## SHORT EXERCISE
Show all lines of the listing that hold the word "name".

## SOURCE MATERIAL
:::::

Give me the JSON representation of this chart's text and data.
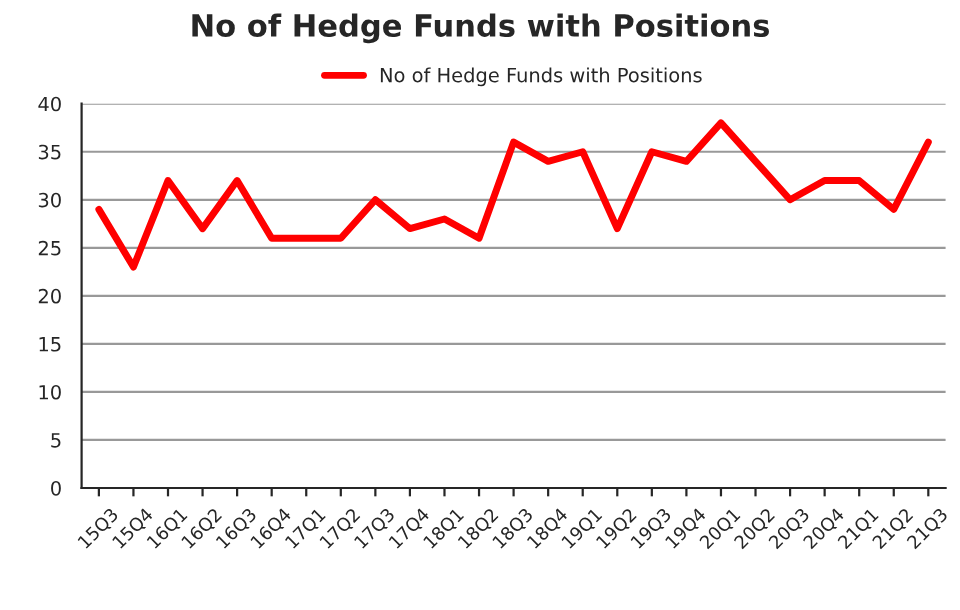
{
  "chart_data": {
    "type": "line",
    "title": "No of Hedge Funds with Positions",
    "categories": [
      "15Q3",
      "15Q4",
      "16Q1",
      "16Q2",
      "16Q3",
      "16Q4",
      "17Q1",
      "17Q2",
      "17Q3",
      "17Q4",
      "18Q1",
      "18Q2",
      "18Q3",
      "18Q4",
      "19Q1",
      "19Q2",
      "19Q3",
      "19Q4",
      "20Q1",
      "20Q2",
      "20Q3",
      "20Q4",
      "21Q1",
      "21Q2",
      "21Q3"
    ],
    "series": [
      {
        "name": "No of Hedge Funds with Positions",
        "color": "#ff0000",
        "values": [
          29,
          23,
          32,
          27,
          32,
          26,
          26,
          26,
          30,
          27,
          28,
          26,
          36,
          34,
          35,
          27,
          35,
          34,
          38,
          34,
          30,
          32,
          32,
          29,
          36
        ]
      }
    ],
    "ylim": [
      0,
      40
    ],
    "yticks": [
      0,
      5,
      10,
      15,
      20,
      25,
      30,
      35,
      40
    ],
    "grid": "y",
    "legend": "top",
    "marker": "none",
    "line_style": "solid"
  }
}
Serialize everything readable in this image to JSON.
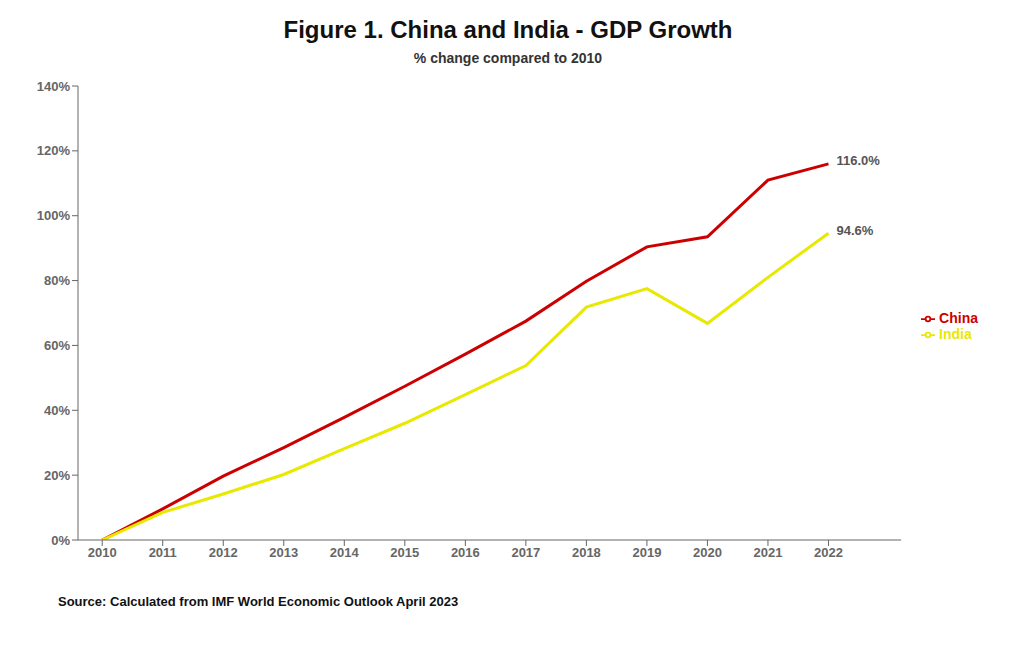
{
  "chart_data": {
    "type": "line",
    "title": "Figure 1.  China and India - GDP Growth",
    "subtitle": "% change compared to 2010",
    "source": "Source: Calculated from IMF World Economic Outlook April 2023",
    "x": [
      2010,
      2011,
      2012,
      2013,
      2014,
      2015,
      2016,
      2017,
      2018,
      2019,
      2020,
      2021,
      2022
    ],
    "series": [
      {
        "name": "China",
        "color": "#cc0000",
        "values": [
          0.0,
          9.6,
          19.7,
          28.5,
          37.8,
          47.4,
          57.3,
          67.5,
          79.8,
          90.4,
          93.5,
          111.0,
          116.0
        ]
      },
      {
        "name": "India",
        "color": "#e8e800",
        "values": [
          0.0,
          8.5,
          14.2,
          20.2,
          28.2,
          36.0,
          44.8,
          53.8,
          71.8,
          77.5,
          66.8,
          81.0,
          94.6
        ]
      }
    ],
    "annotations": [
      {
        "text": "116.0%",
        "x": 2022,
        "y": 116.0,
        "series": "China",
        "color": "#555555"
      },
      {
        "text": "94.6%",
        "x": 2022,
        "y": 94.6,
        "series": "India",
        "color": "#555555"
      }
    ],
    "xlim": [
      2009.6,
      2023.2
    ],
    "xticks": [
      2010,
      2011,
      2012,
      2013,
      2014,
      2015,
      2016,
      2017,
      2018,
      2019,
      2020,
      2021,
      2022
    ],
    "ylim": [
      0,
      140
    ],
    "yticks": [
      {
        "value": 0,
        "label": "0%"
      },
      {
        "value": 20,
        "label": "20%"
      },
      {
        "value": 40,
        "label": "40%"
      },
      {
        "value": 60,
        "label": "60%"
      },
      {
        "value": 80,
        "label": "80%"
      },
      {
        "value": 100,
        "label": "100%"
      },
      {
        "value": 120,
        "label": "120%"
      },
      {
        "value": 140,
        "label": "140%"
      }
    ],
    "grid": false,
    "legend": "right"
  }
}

:::::

## RESULT OF THIS TASK
        "name": "No of Hedge Funds with Positions",
        "name": "China",
        "name": "India",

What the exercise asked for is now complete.